■ Problem statement ■
In the data below, find each line containing the string "time" and return it.

■ Information shown ■
##########
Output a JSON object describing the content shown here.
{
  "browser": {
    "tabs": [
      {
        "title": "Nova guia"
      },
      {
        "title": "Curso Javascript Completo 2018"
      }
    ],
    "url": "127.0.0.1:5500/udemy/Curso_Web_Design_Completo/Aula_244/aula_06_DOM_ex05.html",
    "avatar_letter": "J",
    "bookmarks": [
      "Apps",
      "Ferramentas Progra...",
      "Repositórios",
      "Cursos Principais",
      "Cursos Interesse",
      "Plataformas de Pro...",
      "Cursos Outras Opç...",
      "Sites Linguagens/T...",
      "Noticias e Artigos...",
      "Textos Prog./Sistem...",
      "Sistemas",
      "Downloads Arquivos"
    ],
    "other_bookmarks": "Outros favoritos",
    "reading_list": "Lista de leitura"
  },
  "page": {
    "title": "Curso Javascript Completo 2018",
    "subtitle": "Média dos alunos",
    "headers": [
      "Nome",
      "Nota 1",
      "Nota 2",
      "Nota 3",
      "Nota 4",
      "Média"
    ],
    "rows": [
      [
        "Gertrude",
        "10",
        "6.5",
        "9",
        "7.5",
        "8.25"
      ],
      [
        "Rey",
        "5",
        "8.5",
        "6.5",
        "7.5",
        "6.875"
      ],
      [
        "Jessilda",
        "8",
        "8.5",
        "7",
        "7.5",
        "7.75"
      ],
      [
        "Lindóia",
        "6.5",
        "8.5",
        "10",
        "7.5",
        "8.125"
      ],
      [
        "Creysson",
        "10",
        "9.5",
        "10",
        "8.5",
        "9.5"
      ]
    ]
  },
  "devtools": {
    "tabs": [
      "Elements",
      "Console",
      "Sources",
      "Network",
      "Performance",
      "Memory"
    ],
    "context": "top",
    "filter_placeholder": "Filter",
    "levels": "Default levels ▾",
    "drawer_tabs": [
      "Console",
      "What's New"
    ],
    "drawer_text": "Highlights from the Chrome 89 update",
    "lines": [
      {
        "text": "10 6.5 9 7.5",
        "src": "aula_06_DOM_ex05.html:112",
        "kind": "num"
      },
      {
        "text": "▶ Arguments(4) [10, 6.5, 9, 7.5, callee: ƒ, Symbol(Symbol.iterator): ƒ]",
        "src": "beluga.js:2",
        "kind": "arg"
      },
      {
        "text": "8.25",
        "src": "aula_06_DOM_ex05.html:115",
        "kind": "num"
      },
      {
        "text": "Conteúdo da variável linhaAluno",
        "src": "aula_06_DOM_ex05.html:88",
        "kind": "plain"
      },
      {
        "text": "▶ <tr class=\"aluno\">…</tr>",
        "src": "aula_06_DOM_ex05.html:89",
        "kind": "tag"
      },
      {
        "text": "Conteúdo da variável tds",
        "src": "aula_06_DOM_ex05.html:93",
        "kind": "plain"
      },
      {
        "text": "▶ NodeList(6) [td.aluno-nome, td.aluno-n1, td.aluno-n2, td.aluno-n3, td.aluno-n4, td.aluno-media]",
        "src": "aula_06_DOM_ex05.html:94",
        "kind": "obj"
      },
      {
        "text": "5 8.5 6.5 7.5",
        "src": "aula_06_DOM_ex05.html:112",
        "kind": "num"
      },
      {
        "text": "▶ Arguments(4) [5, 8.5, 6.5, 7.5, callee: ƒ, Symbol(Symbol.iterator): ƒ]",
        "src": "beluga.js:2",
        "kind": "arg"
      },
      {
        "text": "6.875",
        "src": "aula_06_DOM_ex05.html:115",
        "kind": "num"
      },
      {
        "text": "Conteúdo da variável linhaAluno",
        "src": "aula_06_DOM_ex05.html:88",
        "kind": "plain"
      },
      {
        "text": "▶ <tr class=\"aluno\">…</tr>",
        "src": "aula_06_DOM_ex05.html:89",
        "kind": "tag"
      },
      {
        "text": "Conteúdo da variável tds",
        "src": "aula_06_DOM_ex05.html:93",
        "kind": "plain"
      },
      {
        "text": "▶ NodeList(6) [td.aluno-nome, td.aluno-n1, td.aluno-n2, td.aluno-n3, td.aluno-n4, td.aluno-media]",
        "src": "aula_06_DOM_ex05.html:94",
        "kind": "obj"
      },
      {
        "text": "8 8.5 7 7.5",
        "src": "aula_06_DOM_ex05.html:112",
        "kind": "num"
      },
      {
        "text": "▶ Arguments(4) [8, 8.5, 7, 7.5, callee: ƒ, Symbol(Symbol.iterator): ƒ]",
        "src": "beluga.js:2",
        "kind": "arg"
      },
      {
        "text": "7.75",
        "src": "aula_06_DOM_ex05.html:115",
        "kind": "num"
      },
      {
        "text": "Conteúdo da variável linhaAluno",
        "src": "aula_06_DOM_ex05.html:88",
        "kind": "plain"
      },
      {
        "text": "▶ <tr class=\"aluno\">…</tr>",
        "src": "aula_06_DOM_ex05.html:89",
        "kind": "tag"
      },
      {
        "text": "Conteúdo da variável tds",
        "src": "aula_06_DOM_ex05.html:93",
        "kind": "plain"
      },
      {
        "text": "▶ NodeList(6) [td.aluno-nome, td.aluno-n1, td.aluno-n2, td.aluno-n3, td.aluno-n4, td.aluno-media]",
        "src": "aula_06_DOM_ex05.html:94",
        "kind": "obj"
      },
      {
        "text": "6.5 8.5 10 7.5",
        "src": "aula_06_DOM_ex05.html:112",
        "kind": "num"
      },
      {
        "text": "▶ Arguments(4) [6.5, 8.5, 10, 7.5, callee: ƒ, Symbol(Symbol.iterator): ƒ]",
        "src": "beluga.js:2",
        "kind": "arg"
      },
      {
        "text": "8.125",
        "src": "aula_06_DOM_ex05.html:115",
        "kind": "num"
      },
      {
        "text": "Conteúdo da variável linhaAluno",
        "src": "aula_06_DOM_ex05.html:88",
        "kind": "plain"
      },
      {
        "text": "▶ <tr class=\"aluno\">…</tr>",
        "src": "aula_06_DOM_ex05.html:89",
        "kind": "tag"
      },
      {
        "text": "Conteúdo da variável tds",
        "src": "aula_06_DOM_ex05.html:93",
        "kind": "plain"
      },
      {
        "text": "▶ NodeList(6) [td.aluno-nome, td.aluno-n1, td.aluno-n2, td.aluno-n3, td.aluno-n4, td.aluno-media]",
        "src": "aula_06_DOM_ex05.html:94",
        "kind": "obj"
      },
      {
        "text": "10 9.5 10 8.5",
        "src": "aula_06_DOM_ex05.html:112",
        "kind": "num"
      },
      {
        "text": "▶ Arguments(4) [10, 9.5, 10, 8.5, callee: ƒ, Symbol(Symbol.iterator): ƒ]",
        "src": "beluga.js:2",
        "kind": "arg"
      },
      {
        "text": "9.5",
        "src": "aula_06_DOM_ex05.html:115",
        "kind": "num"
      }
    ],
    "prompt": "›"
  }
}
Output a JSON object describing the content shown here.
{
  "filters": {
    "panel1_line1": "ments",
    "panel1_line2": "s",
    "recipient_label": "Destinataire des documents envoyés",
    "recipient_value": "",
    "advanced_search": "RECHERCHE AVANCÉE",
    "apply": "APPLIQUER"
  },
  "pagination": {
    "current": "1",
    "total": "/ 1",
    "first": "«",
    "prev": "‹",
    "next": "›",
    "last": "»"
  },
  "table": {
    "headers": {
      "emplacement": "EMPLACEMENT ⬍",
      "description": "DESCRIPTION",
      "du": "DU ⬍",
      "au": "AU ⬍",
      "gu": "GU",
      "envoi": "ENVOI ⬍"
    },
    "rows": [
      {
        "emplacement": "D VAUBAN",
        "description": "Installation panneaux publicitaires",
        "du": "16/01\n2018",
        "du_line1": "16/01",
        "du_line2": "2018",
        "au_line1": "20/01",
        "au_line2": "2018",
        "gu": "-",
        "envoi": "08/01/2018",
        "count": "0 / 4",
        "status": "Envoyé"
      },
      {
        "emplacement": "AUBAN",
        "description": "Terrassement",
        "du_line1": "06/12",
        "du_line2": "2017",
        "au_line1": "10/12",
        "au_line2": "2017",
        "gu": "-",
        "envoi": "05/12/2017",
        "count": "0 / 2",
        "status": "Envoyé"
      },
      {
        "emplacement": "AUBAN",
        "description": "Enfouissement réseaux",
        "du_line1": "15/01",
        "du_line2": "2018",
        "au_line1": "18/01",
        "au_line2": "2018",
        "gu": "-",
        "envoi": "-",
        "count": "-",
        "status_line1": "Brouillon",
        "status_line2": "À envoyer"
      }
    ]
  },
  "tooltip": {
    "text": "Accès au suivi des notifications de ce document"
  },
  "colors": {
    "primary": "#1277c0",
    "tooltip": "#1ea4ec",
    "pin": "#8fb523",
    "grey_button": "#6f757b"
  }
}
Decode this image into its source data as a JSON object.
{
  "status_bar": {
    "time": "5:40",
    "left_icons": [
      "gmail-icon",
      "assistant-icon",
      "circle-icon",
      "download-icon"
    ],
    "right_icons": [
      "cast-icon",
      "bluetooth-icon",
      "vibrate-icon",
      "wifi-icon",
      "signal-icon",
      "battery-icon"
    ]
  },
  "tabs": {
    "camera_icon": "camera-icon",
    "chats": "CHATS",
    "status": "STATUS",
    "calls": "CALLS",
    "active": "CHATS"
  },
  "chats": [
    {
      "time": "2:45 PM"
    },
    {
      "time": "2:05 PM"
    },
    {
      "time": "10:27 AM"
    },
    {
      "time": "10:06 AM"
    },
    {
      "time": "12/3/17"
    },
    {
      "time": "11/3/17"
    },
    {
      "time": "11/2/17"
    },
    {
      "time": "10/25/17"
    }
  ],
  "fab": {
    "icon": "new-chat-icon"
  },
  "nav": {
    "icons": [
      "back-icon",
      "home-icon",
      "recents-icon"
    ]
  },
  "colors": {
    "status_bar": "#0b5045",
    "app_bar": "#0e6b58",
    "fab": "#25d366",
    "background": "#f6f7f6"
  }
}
##########
■ Answer to this exercise ■
    "time": "5:40",
      "time": "2:45 PM"
      "time": "2:05 PM"
      "time": "10:27 AM"
      "time": "10:06 AM"
      "time": "12/3/17"
      "time": "11/3/17"
      "time": "11/2/17"
      "time": "10/25/17"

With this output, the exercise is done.